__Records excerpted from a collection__
::::::::::
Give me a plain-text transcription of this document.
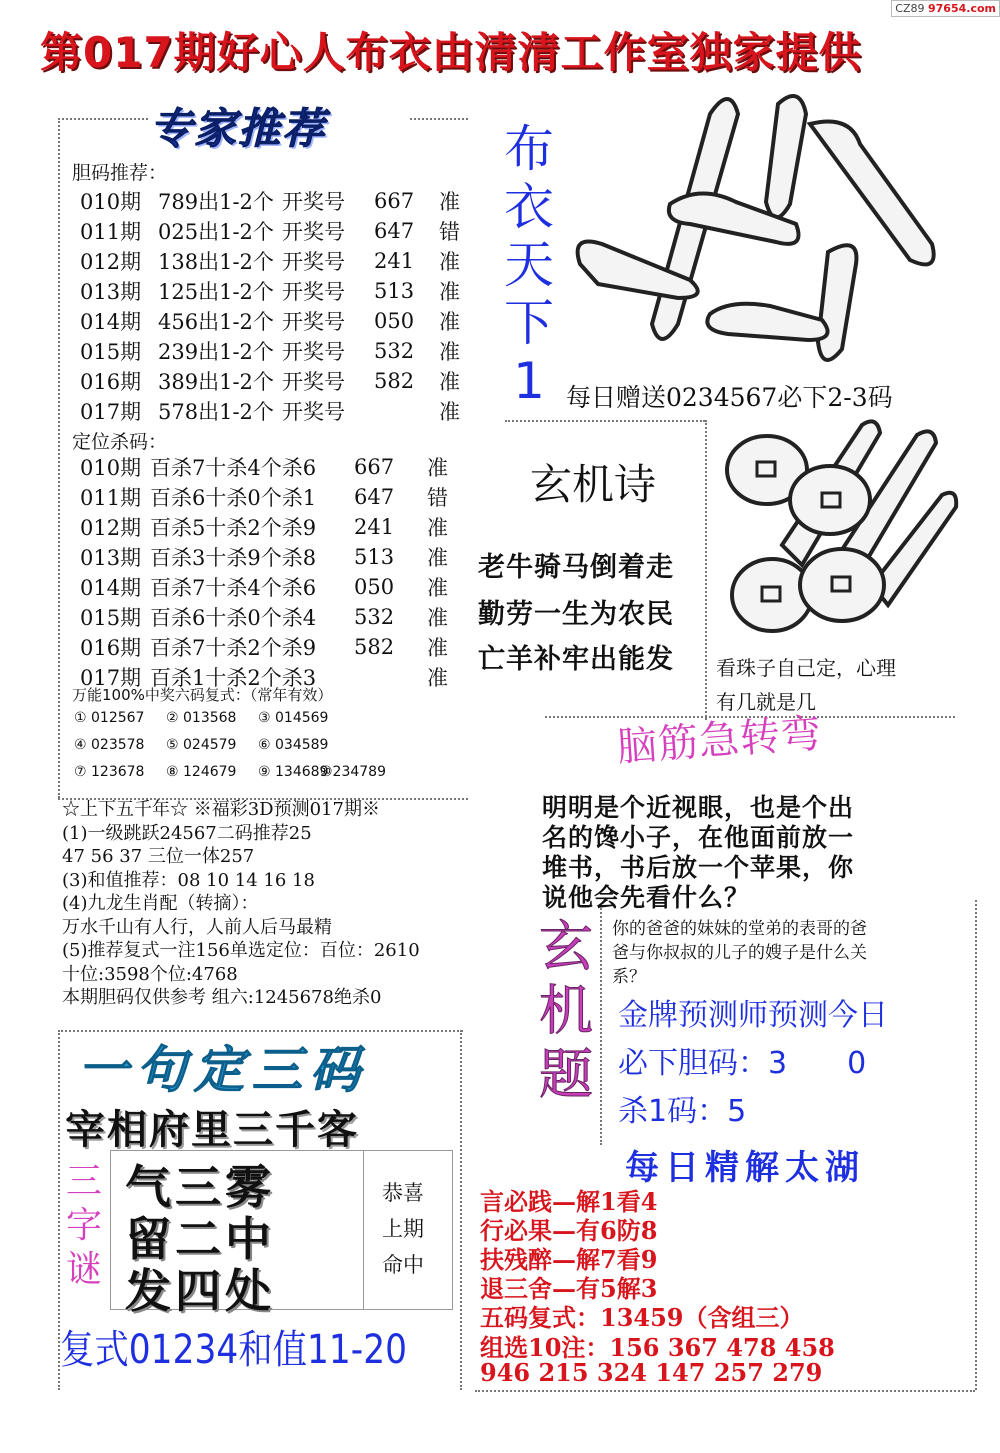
第017期好心人布衣由清清工作室独家提供
CZ89 97654.com
专家推荐
胆码推荐：
010期	789出1-2个	开奖号	667	准
011期	025出1-2个	开奖号	647	错
012期	138出1-2个	开奖号	241	准
013期	125出1-2个	开奖号	513	准
014期	456出1-2个	开奖号	050	准
015期	239出1-2个	开奖号	532	准
016期	389出1-2个	开奖号	582	准
017期	578出1-2个	开奖号		准
定位杀码：
010期	百杀7十杀4个杀6	667	准
011期	百杀6十杀0个杀1	647	错
012期	百杀5十杀2个杀9	241	准
013期	百杀3十杀9个杀8	513	准
014期	百杀7十杀4个杀6	050	准
015期	百杀6十杀0个杀4	532	准
016期	百杀7十杀2个杀9	582	准
017期	百杀1十杀2个杀3		准
万能100%中奖六码复式：（常年有效）
① 012567 ② 013568 ③ 014569
④ 023578 ⑤ 024579 ⑥ 034589
⑦ 123678 ⑧ 124679 ⑨ 134689
⑩234789
☆上下五千年☆ ※福彩3D预测017期※
(1)一级跳跃24567二码推荐25
47 56 37 三位一体257
(3)和值推荐：08 10 14 16 18
(4)九龙生肖配（转摘）：
万水千山有人行，人前人后马最精
(5)推荐复式一注156单选定位：百位：2610
十位:3598个位:4768
本期胆码仅供参考 组六:1245678绝杀0
一句定三码
宰相府里三千客
三字谜
气三雾
留二中
发四处
恭喜
上期
命中
复式01234和值11-20
布
衣
天
下
1 每日赠送0234567必下2-3码
玄机诗
老牛骑马倒着走
勤劳一生为农民
亡羊补牢出能发 看珠子自己定，心理
有几就是几
脑筋急转弯
明明是个近视眼，也是个出
名的馋小子，在他面前放一
堆书，书后放一个苹果，你
说他会先看什么？
玄
机
题
你的爸爸的妹妹的堂弟的表哥的爸
爸与你叔叔的儿子的嫂子是什么关
系？
金牌预测师预测今日
必下胆码：3　　0
杀1码：5
每日精解太湖
言必践—解1看4
行必果—有6防8
扶残醉—解7看9
退三舍—有5解3
五码复式：13459（含组三）
组选10注：156 367 478 458
946 215 324 147 257 279
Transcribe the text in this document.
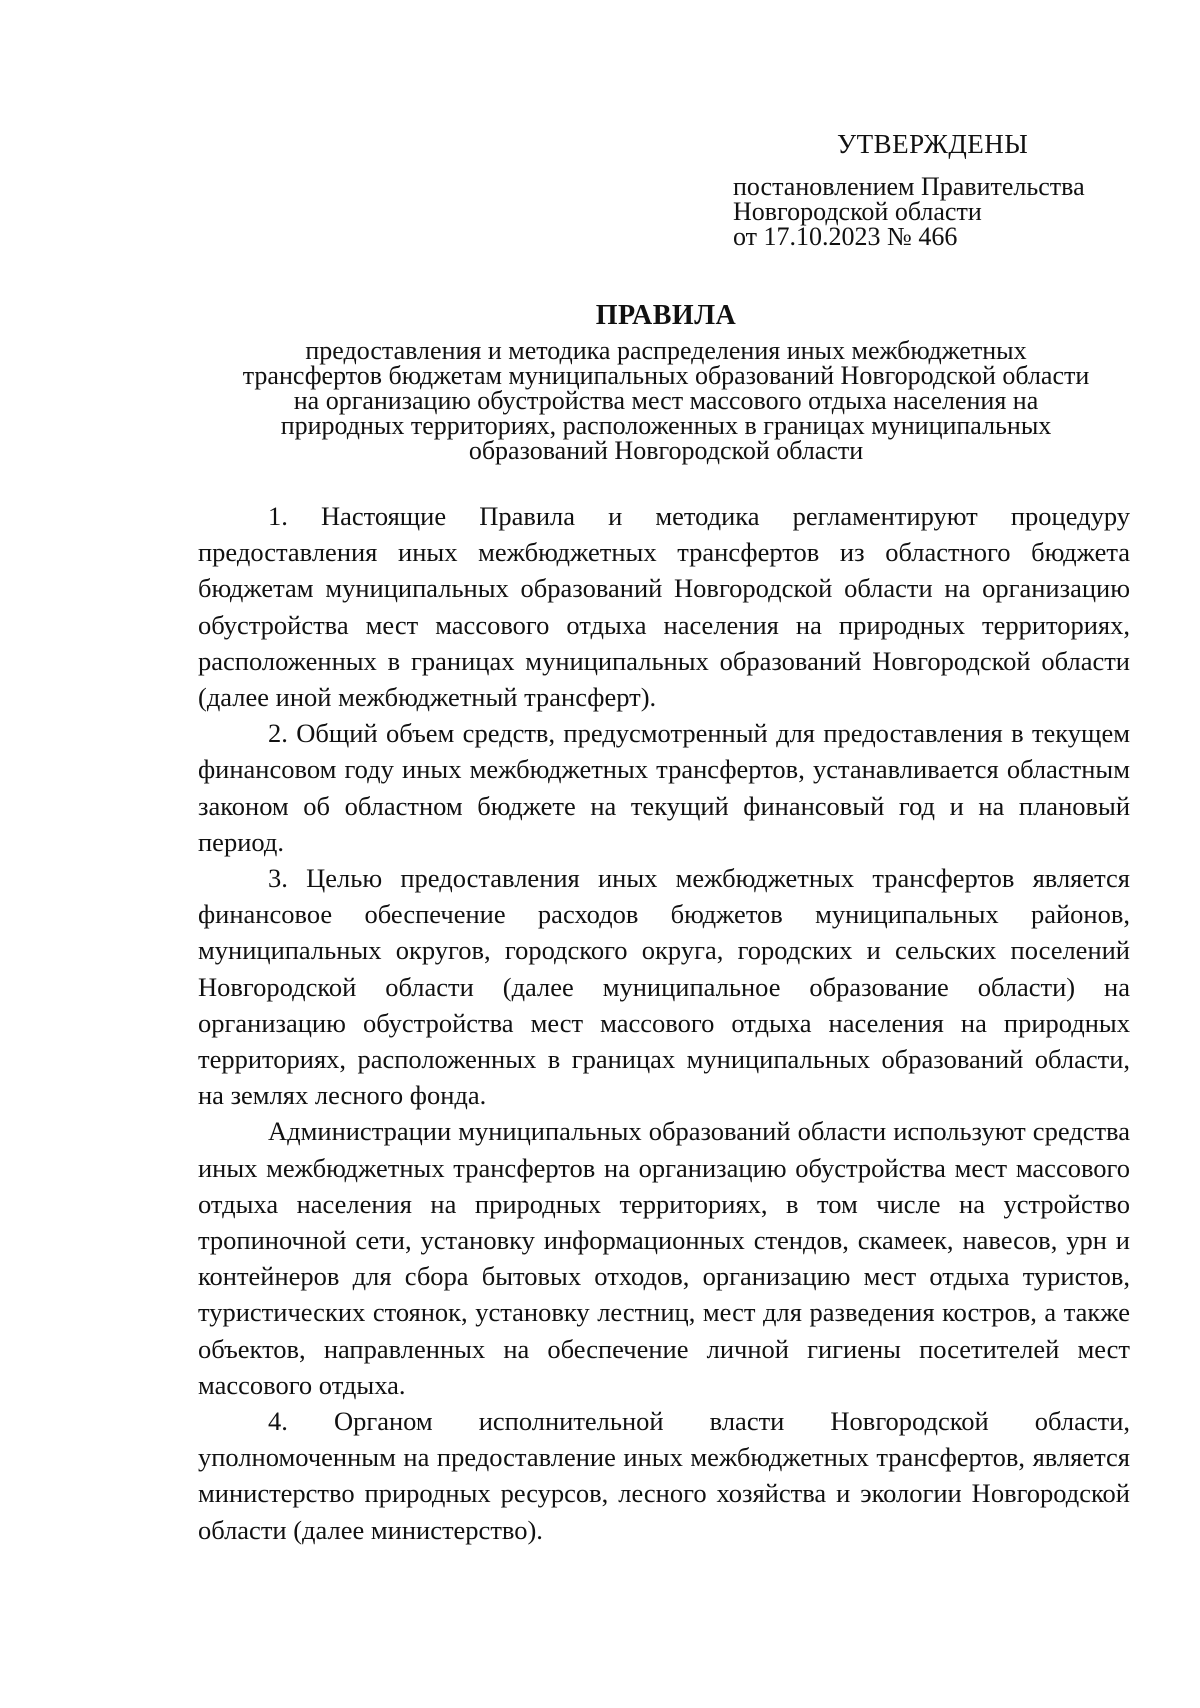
УТВЕРЖДЕНЫ

постановлением Правительства

Новгородской области

от 17.10.2023 № 466

ПРАВИЛА
предоставления и методика распределения иных межбюджетных
трансфертов бюджетам муниципальных образований Новгородской области
на организацию обустройства мест массового отдыха населения на
природных территориях, расположенных в границах муниципальных
образований Новгородской области

1. Настоящие Правила и методика регламентируют процедуру предоставления иных межбюджетных трансфертов из областного бюджета бюджетам муниципальных образований Новгородской области на организацию обустройства мест массового отдыха населения на природных территориях, расположенных в границах муниципальных образований Новгородской области (далее иной межбюджетный трансферт).

2. Общий объем средств, предусмотренный для предоставления в текущем финансовом году иных межбюджетных трансфертов, устанавливается областным законом об областном бюджете на текущий финансовый год и на плановый период.

3. Целью предоставления иных межбюджетных трансфертов является финансовое обеспечение расходов бюджетов муниципальных районов, муниципальных округов, городского округа, городских и сельских поселений Новгородской области (далее муниципальное образование области) на организацию обустройства мест массового отдыха населения на природных территориях, расположенных в границах муниципальных образований области, на землях лесного фонда.

Администрации муниципальных образований области используют средства иных межбюджетных трансфертов на организацию обустройства мест массового отдыха населения на природных территориях, в том числе на устройство тропиночной сети, установку информационных стендов, скамеек, навесов, урн и контейнеров для сбора бытовых отходов, организацию мест отдыха туристов, туристических стоянок, установку лестниц, мест для разведения костров, а также объектов, направленных на обеспечение личной гигиены посетителей мест массового отдыха.

4. Органом исполнительной власти Новгородской области, уполномоченным на предоставление иных межбюджетных трансфертов, является министерство природных ресурсов, лесного хозяйства и экологии Новгородской области (далее министерство).
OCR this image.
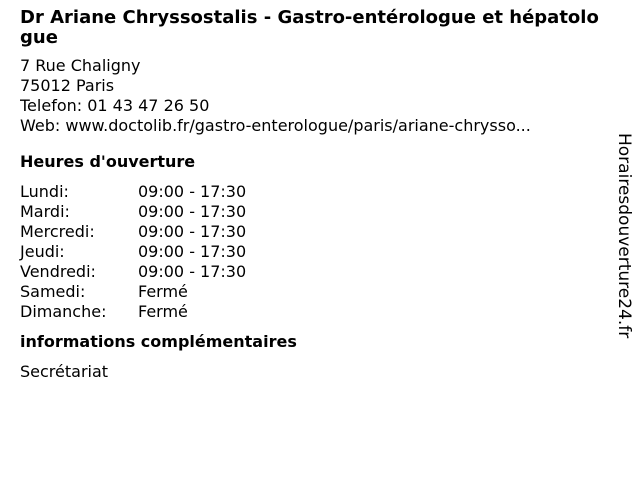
Dr Ariane Chryssostalis - Gastro-entérologue et hépatologue
7 Rue Chaligny
75012 Paris
Telefon: 01 43 47 26 50
Web: www.doctolib.fr/gastro-enterologue/paris/ariane-chrysso...
Heures d'ouverture
Lundi:	09:00 - 17:30
Mardi:	09:00 - 17:30
Mercredi:	09:00 - 17:30
Jeudi:	09:00 - 17:30
Vendredi:	09:00 - 17:30
Samedi:	Fermé
Dimanche:	Fermé
informations complémentaires
Secrétariat
Horairesdouverture24.fr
::::::::::
__YOUR GOAL__
In how many lines of the data does the string "бюджетам" appear? Give only the number.

__FINISHED ANSWER__
2